Written instruction — Identify all lines in the data containing the string "name". Copy them out.

Source records —
## Begin
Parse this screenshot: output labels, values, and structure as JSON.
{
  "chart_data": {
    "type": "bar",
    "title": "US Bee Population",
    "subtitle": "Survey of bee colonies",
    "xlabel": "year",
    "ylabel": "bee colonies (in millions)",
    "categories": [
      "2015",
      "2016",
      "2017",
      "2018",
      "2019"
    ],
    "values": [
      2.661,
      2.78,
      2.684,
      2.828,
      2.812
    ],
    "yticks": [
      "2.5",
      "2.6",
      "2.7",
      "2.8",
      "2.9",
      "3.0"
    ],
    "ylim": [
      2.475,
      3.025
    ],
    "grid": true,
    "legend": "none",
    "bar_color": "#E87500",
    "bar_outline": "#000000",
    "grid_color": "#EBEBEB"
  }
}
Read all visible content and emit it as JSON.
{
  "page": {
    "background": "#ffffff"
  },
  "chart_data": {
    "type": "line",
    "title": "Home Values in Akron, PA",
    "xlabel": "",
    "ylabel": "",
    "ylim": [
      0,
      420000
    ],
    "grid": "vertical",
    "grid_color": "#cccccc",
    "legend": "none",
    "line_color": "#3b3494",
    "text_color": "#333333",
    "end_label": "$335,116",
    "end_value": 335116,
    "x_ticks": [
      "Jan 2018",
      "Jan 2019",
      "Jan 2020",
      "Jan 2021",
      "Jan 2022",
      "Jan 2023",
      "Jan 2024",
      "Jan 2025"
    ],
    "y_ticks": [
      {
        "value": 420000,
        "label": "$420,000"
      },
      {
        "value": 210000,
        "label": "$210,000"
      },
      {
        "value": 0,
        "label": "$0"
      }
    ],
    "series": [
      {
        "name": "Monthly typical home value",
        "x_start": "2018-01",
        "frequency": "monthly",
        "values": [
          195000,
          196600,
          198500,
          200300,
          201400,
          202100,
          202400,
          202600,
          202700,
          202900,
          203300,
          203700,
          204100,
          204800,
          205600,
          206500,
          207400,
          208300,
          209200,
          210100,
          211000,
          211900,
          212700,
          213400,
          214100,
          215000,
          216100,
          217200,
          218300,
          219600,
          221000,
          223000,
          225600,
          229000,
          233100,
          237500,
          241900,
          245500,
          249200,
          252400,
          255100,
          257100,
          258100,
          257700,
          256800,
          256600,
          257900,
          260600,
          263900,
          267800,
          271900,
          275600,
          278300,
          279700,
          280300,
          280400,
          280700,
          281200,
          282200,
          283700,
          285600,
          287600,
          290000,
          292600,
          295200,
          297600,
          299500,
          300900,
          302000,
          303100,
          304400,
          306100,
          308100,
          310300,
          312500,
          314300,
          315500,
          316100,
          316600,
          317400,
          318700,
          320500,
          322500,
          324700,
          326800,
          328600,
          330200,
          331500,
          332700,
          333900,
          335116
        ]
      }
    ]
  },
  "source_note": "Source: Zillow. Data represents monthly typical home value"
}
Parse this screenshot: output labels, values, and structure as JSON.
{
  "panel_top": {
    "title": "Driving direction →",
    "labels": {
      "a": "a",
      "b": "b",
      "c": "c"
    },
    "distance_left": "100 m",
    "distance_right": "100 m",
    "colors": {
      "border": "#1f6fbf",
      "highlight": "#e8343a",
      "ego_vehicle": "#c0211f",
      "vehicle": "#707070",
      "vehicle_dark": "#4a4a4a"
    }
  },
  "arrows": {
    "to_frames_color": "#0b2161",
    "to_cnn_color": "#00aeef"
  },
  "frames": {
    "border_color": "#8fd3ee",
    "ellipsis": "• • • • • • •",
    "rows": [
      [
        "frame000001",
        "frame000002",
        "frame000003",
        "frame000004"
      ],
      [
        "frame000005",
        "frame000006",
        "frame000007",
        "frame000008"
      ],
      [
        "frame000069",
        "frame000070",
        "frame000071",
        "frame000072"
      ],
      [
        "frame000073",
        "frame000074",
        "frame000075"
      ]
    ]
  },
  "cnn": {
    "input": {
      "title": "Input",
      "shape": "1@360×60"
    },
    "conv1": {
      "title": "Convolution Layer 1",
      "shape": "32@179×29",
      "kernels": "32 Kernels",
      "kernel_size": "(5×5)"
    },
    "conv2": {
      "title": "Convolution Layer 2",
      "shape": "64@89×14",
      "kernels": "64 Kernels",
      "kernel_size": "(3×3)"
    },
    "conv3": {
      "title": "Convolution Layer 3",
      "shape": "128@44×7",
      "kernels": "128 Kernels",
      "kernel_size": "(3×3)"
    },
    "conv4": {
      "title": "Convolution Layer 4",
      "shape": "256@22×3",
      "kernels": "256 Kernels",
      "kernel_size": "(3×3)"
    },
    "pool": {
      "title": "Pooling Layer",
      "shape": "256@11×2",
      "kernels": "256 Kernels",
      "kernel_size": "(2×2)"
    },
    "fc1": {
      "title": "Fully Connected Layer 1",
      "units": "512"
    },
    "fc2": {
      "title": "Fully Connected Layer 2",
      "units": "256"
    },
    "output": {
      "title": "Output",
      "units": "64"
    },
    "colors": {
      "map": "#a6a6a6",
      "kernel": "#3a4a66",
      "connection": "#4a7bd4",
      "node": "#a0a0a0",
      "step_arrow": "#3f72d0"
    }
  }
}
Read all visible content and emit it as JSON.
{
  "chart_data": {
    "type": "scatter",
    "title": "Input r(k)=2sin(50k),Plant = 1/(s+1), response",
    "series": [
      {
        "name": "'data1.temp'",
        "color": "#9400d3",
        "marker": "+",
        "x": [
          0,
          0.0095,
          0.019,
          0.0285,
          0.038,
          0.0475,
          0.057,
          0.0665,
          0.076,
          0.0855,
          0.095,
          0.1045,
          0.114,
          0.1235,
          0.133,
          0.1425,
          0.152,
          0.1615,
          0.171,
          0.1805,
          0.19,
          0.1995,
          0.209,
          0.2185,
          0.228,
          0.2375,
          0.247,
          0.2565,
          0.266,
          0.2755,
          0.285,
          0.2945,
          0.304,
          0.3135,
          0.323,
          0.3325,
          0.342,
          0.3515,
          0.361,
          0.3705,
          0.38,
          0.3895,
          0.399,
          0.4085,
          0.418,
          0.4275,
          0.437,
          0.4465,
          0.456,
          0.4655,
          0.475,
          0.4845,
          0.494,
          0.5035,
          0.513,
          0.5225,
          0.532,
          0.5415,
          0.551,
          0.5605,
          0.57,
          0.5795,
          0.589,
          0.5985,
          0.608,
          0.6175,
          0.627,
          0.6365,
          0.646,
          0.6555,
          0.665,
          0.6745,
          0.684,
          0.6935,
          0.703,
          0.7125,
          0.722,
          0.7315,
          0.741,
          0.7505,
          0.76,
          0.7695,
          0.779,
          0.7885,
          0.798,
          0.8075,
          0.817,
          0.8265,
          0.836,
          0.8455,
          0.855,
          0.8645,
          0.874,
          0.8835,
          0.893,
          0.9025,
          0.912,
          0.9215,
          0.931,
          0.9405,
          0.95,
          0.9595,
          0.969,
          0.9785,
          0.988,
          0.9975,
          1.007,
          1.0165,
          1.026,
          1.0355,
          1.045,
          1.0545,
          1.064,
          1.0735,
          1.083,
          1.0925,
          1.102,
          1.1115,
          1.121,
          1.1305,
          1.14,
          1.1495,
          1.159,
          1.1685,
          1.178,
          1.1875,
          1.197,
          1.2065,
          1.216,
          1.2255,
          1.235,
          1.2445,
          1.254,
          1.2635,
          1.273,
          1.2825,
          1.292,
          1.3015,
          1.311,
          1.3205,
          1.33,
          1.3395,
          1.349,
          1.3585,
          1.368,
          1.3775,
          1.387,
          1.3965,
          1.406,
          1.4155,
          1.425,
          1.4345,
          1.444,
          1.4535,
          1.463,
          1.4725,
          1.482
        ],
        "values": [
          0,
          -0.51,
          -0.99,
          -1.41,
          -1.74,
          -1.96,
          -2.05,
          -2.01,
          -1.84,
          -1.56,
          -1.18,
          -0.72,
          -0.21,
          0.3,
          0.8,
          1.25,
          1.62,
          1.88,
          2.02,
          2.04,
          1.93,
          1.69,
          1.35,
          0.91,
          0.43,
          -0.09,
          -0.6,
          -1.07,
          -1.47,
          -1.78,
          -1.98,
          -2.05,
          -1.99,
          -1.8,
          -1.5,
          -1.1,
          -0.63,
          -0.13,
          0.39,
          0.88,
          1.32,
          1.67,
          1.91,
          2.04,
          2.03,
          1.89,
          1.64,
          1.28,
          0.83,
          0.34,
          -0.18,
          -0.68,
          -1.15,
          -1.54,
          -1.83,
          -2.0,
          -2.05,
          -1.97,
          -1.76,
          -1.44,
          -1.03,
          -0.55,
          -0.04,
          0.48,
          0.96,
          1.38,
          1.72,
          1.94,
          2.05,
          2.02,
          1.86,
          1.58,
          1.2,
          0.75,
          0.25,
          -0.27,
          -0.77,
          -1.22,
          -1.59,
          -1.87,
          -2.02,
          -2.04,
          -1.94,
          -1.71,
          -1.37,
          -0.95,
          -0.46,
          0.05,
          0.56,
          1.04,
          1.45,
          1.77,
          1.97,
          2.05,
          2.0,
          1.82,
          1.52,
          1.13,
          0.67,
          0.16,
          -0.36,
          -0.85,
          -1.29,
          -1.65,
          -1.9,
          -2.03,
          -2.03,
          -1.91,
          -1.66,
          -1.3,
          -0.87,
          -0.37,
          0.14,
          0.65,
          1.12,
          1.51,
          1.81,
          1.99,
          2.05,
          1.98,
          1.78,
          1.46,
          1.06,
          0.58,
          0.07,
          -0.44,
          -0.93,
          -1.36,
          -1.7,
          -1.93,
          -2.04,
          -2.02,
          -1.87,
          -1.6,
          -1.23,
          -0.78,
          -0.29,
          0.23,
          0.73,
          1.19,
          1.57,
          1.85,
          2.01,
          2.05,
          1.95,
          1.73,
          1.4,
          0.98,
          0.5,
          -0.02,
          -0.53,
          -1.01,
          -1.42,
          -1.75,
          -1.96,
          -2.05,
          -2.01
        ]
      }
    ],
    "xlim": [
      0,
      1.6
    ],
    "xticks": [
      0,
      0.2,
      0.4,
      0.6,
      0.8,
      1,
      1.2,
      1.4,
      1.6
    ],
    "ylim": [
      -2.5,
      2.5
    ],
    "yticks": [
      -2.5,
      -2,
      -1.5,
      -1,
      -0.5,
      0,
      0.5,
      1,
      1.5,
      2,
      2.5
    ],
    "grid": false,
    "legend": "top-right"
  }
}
## End
Answer for this exercise —
        "name": "Monthly typical home value",
        "name": "'data1.temp'",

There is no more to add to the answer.